Copy each line of the listing below exactly.

----- EXERCISE INPUT

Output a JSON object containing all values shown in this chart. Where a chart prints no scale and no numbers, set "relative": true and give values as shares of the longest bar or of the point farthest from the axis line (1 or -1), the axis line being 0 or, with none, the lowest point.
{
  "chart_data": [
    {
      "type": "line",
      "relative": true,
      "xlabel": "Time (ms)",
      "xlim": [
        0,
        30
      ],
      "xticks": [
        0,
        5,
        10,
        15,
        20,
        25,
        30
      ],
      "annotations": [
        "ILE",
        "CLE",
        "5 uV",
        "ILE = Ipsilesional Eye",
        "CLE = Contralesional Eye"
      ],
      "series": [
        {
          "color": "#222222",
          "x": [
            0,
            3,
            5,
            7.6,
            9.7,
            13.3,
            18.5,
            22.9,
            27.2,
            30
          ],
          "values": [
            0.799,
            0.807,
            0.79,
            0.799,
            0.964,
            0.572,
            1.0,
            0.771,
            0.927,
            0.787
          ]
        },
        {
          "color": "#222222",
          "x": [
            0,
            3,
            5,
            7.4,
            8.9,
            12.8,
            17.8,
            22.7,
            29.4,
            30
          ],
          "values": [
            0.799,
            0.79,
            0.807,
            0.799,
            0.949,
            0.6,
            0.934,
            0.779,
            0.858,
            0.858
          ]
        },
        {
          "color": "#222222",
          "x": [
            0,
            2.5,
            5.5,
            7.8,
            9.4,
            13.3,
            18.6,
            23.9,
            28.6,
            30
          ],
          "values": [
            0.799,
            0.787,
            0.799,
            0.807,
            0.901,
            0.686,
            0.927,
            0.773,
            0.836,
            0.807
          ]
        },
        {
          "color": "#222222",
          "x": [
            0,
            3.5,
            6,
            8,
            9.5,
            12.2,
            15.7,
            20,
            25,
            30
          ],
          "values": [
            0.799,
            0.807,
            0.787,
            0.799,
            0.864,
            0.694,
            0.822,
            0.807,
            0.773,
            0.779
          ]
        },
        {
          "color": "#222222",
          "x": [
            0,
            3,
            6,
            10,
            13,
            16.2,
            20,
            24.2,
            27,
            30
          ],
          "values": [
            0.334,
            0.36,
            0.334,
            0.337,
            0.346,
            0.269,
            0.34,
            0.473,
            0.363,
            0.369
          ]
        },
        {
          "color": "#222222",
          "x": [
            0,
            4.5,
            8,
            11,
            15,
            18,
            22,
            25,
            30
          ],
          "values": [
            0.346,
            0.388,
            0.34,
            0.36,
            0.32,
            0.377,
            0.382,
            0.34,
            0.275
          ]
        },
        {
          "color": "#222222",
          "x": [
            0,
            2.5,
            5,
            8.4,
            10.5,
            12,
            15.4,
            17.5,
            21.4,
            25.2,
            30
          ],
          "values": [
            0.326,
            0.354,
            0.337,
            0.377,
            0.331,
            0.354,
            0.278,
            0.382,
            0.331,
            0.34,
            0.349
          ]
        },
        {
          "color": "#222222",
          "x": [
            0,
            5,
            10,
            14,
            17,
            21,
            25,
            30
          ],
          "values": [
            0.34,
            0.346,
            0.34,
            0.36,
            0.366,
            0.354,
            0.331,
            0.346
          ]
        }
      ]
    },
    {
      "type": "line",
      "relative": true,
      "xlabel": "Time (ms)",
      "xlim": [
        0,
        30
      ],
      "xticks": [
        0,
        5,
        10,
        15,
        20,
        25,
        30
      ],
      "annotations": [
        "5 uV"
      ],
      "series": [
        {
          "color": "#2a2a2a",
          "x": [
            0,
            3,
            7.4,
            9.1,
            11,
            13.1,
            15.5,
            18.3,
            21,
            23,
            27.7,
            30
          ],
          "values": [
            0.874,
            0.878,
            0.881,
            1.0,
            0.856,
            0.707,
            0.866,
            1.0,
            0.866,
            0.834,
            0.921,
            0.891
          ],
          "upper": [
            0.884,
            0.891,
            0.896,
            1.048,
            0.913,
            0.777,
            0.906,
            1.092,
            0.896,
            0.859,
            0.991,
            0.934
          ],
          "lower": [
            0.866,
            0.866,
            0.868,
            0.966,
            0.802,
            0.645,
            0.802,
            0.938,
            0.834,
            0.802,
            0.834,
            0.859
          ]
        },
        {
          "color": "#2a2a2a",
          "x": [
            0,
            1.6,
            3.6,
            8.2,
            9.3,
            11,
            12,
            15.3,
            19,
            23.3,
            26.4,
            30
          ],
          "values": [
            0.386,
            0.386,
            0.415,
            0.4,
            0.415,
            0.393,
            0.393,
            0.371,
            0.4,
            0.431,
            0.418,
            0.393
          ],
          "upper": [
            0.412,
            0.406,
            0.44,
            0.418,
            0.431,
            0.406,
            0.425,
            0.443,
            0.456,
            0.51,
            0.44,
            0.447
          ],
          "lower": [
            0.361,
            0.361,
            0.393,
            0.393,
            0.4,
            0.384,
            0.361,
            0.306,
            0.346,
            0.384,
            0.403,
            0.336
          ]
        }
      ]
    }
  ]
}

----------

**OUTPUT BELOW:**
Output a JSON object containing all values shown in this chart. Where a chart prints no scale and no numbers, set "relative": true and give values as shares of the longest bar or of the point farthest from the axis line (1 or -1), the axis line being 0 or, with none, the lowest point.
{
  "chart_data": [
    {
      "type": "line",
      "relative": true,
      "xlabel": "Time (ms)",
      "xlim": [
        0,
        30
      ],
      "xticks": [
        0,
        5,
        10,
        15,
        20,
        25,
        30
      ],
      "annotations": [
        "ILE",
        "CLE",
        "5 uV",
        "ILE = Ipsilesional Eye",
        "CLE = Contralesional Eye"
      ],
      "series": [
        {
          "color": "#222222",
          "x": [
            0,
            3,
            5,
            7.6,
            9.7,
            13.3,
            18.5,
            22.9,
            27.2,
            30
          ],
          "values": [
            0.799,
            0.807,
            0.79,
            0.799,
            0.964,
            0.572,
            1.0,
            0.771,
            0.927,
            0.787
          ]
        },
        {
          "color": "#222222",
          "x": [
            0,
            3,
            5,
            7.4,
            8.9,
            12.8,
            17.8,
            22.7,
            29.4,
            30
          ],
          "values": [
            0.799,
            0.79,
            0.807,
            0.799,
            0.949,
            0.6,
            0.934,
            0.779,
            0.858,
            0.858
          ]
        },
        {
          "color": "#222222",
          "x": [
            0,
            2.5,
            5.5,
            7.8,
            9.4,
            13.3,
            18.6,
            23.9,
            28.6,
            30
          ],
          "values": [
            0.799,
            0.787,
            0.799,
            0.807,
            0.901,
            0.686,
            0.927,
            0.773,
            0.836,
            0.807
          ]
        },
        {
          "color": "#222222",
          "x": [
            0,
            3.5,
            6,
            8,
            9.5,
            12.2,
            15.7,
            20,
            25,
            30
          ],
          "values": [
            0.799,
            0.807,
            0.787,
            0.799,
            0.864,
            0.694,
            0.822,
            0.807,
            0.773,
            0.779
          ]
        },
        {
          "color": "#222222",
          "x": [
            0,
            3,
            6,
            10,
            13,
            16.2,
            20,
            24.2,
            27,
            30
          ],
          "values": [
            0.334,
            0.36,
            0.334,
            0.337,
            0.346,
            0.269,
            0.34,
            0.473,
            0.363,
            0.369
          ]
        },
        {
          "color": "#222222",
          "x": [
            0,
            4.5,
            8,
            11,
            15,
            18,
            22,
            25,
            30
          ],
          "values": [
            0.346,
            0.388,
            0.34,
            0.36,
            0.32,
            0.377,
            0.382,
            0.34,
            0.275
          ]
        },
        {
          "color": "#222222",
          "x": [
            0,
            2.5,
            5,
            8.4,
            10.5,
            12,
            15.4,
            17.5,
            21.4,
            25.2,
            30
          ],
          "values": [
            0.326,
            0.354,
            0.337,
            0.377,
            0.331,
            0.354,
            0.278,
            0.382,
            0.331,
            0.34,
            0.349
          ]
        },
        {
          "color": "#222222",
          "x": [
            0,
            5,
            10,
            14,
            17,
            21,
            25,
            30
          ],
          "values": [
            0.34,
            0.346,
            0.34,
            0.36,
            0.366,
            0.354,
            0.331,
            0.346
          ]
        }
      ]
    },
    {
      "type": "line",
      "relative": true,
      "xlabel": "Time (ms)",
      "xlim": [
        0,
        30
      ],
      "xticks": [
        0,
        5,
        10,
        15,
        20,
        25,
        30
      ],
      "annotations": [
        "5 uV"
      ],
      "series": [
        {
          "color": "#2a2a2a",
          "x": [
            0,
            3,
            7.4,
            9.1,
            11,
            13.1,
            15.5,
            18.3,
            21,
            23,
            27.7,
            30
          ],
          "values": [
            0.874,
            0.878,
            0.881,
            1.0,
            0.856,
            0.707,
            0.866,
            1.0,
            0.866,
            0.834,
            0.921,
            0.891
          ],
          "upper": [
            0.884,
            0.891,
            0.896,
            1.048,
            0.913,
            0.777,
            0.906,
            1.092,
            0.896,
            0.859,
            0.991,
            0.934
          ],
          "lower": [
            0.866,
            0.866,
            0.868,
            0.966,
            0.802,
            0.645,
            0.802,
            0.938,
            0.834,
            0.802,
            0.834,
            0.859
          ]
        },
        {
          "color": "#2a2a2a",
          "x": [
            0,
            1.6,
            3.6,
            8.2,
            9.3,
            11,
            12,
            15.3,
            19,
            23.3,
            26.4,
            30
          ],
          "values": [
            0.386,
            0.386,
            0.415,
            0.4,
            0.415,
            0.393,
            0.393,
            0.371,
            0.4,
            0.431,
            0.418,
            0.393
          ],
          "upper": [
            0.412,
            0.406,
            0.44,
            0.418,
            0.431,
            0.406,
            0.425,
            0.443,
            0.456,
            0.51,
            0.44,
            0.447
          ],
          "lower": [
            0.361,
            0.361,
            0.393,
            0.393,
            0.4,
            0.384,
            0.361,
            0.306,
            0.346,
            0.384,
            0.403,
            0.336
          ]
        }
      ]
    }
  ]
}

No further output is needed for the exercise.